Recorded data:

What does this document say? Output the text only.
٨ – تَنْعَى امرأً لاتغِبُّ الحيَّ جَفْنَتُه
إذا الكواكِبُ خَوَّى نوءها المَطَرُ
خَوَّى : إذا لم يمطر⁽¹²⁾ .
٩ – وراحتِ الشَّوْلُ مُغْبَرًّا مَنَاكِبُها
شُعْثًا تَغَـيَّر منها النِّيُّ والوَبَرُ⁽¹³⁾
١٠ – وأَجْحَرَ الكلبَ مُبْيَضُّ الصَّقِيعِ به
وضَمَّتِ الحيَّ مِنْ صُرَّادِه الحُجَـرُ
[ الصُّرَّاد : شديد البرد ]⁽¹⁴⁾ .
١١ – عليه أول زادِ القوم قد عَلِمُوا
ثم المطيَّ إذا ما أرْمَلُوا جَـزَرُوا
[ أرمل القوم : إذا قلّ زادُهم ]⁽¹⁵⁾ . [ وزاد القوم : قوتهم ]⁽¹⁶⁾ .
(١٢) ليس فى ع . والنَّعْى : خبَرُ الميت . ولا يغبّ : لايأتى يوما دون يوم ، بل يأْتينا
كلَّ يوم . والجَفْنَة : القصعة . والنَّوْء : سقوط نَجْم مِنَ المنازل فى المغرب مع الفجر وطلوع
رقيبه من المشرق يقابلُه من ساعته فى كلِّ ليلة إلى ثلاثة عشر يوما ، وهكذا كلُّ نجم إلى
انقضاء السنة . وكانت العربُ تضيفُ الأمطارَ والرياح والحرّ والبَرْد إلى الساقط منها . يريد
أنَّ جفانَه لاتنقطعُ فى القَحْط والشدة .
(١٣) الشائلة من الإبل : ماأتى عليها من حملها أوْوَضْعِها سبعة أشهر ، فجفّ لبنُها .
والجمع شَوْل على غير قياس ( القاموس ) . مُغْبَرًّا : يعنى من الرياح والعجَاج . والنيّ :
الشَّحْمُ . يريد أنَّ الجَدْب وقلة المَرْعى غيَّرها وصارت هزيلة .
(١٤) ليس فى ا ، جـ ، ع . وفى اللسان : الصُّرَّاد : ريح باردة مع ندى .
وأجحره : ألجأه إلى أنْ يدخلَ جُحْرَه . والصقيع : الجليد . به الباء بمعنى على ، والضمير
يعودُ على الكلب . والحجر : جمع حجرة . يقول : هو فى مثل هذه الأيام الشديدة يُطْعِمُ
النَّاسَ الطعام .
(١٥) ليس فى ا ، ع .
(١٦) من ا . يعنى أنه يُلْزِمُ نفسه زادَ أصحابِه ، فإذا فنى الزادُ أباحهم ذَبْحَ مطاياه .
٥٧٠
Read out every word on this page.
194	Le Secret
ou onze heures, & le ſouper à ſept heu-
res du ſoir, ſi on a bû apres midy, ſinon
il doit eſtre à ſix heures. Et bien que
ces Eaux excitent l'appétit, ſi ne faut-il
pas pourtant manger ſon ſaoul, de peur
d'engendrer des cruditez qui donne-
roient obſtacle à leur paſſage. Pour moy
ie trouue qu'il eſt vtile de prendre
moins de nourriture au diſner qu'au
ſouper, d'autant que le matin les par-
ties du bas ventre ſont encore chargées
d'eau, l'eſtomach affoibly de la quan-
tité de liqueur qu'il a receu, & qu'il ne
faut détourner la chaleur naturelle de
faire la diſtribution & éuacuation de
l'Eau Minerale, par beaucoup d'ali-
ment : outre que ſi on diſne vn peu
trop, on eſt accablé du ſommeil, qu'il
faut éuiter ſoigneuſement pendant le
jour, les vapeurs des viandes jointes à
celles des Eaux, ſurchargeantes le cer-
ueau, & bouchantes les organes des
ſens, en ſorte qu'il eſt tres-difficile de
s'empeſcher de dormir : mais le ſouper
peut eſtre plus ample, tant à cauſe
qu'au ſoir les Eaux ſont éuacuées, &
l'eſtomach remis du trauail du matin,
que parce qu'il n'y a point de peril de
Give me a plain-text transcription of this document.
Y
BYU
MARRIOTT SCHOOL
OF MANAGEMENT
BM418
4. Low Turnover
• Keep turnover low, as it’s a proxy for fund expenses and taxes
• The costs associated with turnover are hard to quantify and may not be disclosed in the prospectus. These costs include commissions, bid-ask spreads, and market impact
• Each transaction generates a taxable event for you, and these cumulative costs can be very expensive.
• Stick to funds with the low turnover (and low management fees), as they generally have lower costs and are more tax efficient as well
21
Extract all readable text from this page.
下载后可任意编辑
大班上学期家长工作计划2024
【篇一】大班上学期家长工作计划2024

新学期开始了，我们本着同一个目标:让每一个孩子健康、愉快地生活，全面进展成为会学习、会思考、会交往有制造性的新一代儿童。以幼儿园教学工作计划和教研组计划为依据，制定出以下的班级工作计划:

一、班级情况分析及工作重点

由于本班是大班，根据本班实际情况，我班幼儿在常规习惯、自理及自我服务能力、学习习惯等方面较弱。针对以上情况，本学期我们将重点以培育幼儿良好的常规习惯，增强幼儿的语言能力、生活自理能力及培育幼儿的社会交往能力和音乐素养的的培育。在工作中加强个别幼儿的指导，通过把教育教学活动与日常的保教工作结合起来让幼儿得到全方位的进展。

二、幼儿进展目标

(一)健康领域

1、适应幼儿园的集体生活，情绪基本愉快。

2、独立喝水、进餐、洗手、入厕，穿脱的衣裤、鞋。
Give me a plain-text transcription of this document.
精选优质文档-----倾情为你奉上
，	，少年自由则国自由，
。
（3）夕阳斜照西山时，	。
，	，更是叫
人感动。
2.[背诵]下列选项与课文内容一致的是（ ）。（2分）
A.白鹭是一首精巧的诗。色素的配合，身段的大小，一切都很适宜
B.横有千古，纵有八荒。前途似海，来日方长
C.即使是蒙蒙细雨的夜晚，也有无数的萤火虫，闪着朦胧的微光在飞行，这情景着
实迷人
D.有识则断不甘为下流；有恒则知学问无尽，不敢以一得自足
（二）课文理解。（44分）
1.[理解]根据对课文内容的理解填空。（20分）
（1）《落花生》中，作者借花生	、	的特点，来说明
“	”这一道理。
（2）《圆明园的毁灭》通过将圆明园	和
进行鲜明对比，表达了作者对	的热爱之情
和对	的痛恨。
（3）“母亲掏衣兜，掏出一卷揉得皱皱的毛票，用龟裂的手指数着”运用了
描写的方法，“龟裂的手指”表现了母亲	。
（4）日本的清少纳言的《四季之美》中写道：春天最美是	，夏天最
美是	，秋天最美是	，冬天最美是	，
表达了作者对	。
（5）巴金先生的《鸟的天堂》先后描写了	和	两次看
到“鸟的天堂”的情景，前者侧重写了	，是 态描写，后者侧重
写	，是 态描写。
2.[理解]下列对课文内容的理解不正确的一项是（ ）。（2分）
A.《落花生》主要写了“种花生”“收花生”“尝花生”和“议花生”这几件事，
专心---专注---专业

AIM: Reproduce each line holding the word "with".

TASK RESPONSE:
• The costs associated with turnover are hard to quantify and may not be disclosed in the prospectus. These costs include commissions, bid-ask spreads, and market impact
• Stick to funds with the low turnover (and low management fees), as they generally have lower costs and are more tax efficient as well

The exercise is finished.